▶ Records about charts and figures
====

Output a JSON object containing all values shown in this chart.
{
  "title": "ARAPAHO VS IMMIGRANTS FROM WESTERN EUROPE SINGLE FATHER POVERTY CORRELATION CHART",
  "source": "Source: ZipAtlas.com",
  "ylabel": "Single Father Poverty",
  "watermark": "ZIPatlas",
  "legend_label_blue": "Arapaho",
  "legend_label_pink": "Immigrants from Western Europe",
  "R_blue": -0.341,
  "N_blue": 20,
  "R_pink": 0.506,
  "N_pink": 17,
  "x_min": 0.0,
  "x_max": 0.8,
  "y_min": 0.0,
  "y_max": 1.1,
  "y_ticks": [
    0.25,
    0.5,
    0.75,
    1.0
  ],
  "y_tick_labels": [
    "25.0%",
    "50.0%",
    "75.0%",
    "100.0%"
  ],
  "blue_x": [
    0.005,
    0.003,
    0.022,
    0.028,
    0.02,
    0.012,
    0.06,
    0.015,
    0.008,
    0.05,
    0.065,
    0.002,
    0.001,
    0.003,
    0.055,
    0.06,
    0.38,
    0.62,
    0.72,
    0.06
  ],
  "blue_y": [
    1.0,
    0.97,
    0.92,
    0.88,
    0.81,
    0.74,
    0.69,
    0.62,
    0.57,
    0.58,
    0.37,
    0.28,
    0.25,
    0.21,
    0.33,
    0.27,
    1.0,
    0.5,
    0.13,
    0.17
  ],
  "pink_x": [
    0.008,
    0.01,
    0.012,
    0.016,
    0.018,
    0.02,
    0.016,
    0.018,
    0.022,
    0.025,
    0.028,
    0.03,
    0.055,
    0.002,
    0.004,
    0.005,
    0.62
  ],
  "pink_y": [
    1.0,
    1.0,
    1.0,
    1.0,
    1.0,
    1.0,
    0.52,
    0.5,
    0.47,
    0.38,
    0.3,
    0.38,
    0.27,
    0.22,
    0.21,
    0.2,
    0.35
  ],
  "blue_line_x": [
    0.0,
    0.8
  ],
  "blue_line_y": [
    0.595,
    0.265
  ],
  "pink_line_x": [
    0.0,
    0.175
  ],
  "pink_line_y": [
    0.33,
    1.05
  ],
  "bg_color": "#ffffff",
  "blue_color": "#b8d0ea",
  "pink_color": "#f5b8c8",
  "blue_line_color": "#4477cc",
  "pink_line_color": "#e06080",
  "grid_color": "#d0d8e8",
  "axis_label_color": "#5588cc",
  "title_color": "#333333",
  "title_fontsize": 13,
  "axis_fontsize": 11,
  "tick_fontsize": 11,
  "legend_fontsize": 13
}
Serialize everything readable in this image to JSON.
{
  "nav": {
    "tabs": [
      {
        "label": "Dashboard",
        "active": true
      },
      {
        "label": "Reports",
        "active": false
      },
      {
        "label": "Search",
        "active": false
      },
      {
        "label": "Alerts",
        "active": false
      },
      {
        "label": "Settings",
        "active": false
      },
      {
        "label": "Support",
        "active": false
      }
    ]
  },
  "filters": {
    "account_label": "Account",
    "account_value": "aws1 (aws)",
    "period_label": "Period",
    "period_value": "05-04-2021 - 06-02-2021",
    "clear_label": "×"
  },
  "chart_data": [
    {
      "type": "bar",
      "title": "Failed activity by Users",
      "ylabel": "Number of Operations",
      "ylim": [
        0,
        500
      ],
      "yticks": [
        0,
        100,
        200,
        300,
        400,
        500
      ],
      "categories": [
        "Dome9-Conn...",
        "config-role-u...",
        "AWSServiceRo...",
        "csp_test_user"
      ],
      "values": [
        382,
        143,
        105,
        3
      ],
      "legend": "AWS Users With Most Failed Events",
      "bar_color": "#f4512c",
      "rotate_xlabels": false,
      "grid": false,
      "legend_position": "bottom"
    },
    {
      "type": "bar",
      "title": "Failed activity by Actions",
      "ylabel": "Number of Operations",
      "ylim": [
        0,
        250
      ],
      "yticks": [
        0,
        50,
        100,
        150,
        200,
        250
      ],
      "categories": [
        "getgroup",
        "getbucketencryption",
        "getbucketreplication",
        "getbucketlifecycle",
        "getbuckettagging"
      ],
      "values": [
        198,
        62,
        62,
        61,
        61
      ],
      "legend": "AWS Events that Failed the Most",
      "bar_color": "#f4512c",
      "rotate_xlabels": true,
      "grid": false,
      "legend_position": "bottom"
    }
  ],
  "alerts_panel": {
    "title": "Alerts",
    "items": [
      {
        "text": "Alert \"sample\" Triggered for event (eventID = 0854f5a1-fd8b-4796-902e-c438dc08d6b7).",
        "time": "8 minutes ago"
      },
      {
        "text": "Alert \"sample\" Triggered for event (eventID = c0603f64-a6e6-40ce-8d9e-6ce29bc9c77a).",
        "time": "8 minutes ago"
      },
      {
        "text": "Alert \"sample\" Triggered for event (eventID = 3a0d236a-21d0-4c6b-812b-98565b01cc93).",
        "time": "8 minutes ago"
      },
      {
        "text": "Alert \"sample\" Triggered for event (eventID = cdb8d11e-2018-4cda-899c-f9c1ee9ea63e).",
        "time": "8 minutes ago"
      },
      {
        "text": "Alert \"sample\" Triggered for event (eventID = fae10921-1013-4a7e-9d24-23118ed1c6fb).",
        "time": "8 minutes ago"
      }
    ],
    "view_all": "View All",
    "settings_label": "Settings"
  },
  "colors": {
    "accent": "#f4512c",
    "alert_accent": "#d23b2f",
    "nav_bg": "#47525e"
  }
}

====

▶ GIVEN REQUEST
Each line of the material must be restated exactly.

▶ WRITTEN REPLY
Output a JSON object containing all values shown in this chart.
{
  "title": "ARAPAHO VS IMMIGRANTS FROM WESTERN EUROPE SINGLE FATHER POVERTY CORRELATION CHART",
  "source": "Source: ZipAtlas.com",
  "ylabel": "Single Father Poverty",
  "watermark": "ZIPatlas",
  "legend_label_blue": "Arapaho",
  "legend_label_pink": "Immigrants from Western Europe",
  "R_blue": -0.341,
  "N_blue": 20,
  "R_pink": 0.506,
  "N_pink": 17,
  "x_min": 0.0,
  "x_max": 0.8,
  "y_min": 0.0,
  "y_max": 1.1,
  "y_ticks": [
    0.25,
    0.5,
    0.75,
    1.0
  ],
  "y_tick_labels": [
    "25.0%",
    "50.0%",
    "75.0%",
    "100.0%"
  ],
  "blue_x": [
    0.005,
    0.003,
    0.022,
    0.028,
    0.02,
    0.012,
    0.06,
    0.015,
    0.008,
    0.05,
    0.065,
    0.002,
    0.001,
    0.003,
    0.055,
    0.06,
    0.38,
    0.62,
    0.72,
    0.06
  ],
  "blue_y": [
    1.0,
    0.97,
    0.92,
    0.88,
    0.81,
    0.74,
    0.69,
    0.62,
    0.57,
    0.58,
    0.37,
    0.28,
    0.25,
    0.21,
    0.33,
    0.27,
    1.0,
    0.5,
    0.13,
    0.17
  ],
  "pink_x": [
    0.008,
    0.01,
    0.012,
    0.016,
    0.018,
    0.02,
    0.016,
    0.018,
    0.022,
    0.025,
    0.028,
    0.03,
    0.055,
    0.002,
    0.004,
    0.005,
    0.62
  ],
  "pink_y": [
    1.0,
    1.0,
    1.0,
    1.0,
    1.0,
    1.0,
    0.52,
    0.5,
    0.47,
    0.38,
    0.3,
    0.38,
    0.27,
    0.22,
    0.21,
    0.2,
    0.35
  ],
  "blue_line_x": [
    0.0,
    0.8
  ],
  "blue_line_y": [
    0.595,
    0.265
  ],
  "pink_line_x": [
    0.0,
    0.175
  ],
  "pink_line_y": [
    0.33,
    1.05
  ],
  "bg_color": "#ffffff",
  "blue_color": "#b8d0ea",
  "pink_color": "#f5b8c8",
  "blue_line_color": "#4477cc",
  "pink_line_color": "#e06080",
  "grid_color": "#d0d8e8",
  "axis_label_color": "#5588cc",
  "title_color": "#333333",
  "title_fontsize": 13,
  "axis_fontsize": 11,
  "tick_fontsize": 11,
  "legend_fontsize": 13
}
Serialize everything readable in this image to JSON.
{
  "nav": {
    "tabs": [
      {
        "label": "Dashboard",
        "active": true
      },
      {
        "label": "Reports",
        "active": false
      },
      {
        "label": "Search",
        "active": false
      },
      {
        "label": "Alerts",
        "active": false
      },
      {
        "label": "Settings",
        "active": false
      },
      {
        "label": "Support",
        "active": false
      }
    ]
  },
  "filters": {
    "account_label": "Account",
    "account_value": "aws1 (aws)",
    "period_label": "Period",
    "period_value": "05-04-2021 - 06-02-2021",
    "clear_label": "×"
  },
  "chart_data": [
    {
      "type": "bar",
      "title": "Failed activity by Users",
      "ylabel": "Number of Operations",
      "ylim": [
        0,
        500
      ],
      "yticks": [
        0,
        100,
        200,
        300,
        400,
        500
      ],
      "categories": [
        "Dome9-Conn...",
        "config-role-u...",
        "AWSServiceRo...",
        "csp_test_user"
      ],
      "values": [
        382,
        143,
        105,
        3
      ],
      "legend": "AWS Users With Most Failed Events",
      "bar_color": "#f4512c",
      "rotate_xlabels": false,
      "grid": false,
      "legend_position": "bottom"
    },
    {
      "type": "bar",
      "title": "Failed activity by Actions",
      "ylabel": "Number of Operations",
      "ylim": [
        0,
        250
      ],
      "yticks": [
        0,
        50,
        100,
        150,
        200,
        250
      ],
      "categories": [
        "getgroup",
        "getbucketencryption",
        "getbucketreplication",
        "getbucketlifecycle",
        "getbuckettagging"
      ],
      "values": [
        198,
        62,
        62,
        61,
        61
      ],
      "legend": "AWS Events that Failed the Most",
      "bar_color": "#f4512c",
      "rotate_xlabels": true,
      "grid": false,
      "legend_position": "bottom"
    }
  ],
  "alerts_panel": {
    "title": "Alerts",
    "items": [
      {
        "text": "Alert \"sample\" Triggered for event (eventID = 0854f5a1-fd8b-4796-902e-c438dc08d6b7).",
        "time": "8 minutes ago"
      },
      {
        "text": "Alert \"sample\" Triggered for event (eventID = c0603f64-a6e6-40ce-8d9e-6ce29bc9c77a).",
        "time": "8 minutes ago"
      },
      {
        "text": "Alert \"sample\" Triggered for event (eventID = 3a0d236a-21d0-4c6b-812b-98565b01cc93).",
        "time": "8 minutes ago"
      },
      {
        "text": "Alert \"sample\" Triggered for event (eventID = cdb8d11e-2018-4cda-899c-f9c1ee9ea63e).",
        "time": "8 minutes ago"
      },
      {
        "text": "Alert \"sample\" Triggered for event (eventID = fae10921-1013-4a7e-9d24-23118ed1c6fb).",
        "time": "8 minutes ago"
      }
    ],
    "view_all": "View All",
    "settings_label": "Settings"
  },
  "colors": {
    "accent": "#f4512c",
    "alert_accent": "#d23b2f",
    "nav_bg": "#47525e"
  }
}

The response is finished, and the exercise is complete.